◆ Material for the task:
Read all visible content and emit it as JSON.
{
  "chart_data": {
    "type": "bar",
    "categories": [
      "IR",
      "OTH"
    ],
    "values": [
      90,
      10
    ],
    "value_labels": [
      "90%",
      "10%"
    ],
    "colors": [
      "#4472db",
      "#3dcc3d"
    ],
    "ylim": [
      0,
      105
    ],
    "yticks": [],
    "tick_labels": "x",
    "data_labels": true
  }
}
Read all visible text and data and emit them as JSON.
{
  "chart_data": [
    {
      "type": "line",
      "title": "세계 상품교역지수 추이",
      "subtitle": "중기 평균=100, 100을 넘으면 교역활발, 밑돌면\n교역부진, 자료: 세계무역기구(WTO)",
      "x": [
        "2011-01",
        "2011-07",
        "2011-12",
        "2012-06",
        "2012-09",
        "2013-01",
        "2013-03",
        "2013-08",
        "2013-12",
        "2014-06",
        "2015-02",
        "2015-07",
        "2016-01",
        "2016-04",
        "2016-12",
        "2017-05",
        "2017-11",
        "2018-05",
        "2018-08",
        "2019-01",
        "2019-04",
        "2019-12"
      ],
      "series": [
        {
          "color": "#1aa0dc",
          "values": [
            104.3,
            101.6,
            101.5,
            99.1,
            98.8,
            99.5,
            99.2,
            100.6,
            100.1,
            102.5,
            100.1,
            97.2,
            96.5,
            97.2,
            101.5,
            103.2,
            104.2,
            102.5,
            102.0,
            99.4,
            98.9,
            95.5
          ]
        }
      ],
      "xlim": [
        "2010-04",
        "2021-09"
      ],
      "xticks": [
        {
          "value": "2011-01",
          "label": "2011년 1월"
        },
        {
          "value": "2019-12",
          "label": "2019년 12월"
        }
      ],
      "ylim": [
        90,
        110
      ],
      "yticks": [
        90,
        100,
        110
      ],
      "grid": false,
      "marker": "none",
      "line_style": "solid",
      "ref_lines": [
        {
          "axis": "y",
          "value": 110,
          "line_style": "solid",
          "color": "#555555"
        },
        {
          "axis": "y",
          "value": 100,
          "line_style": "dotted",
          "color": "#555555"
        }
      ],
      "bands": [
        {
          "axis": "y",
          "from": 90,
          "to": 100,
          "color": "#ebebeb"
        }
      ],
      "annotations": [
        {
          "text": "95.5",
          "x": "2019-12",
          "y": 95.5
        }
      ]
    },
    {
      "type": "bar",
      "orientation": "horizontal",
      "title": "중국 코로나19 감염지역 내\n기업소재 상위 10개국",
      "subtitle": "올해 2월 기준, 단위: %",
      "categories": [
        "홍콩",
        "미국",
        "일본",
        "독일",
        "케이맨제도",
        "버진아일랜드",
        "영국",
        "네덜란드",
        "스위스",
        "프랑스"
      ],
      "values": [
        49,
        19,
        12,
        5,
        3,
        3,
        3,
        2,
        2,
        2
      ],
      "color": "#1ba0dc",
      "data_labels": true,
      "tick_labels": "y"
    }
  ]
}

◆ Aim of the exercise:
Among the lines above, how many contain the string "Read"? State the number alone.

◆ Answer to the exercise:
2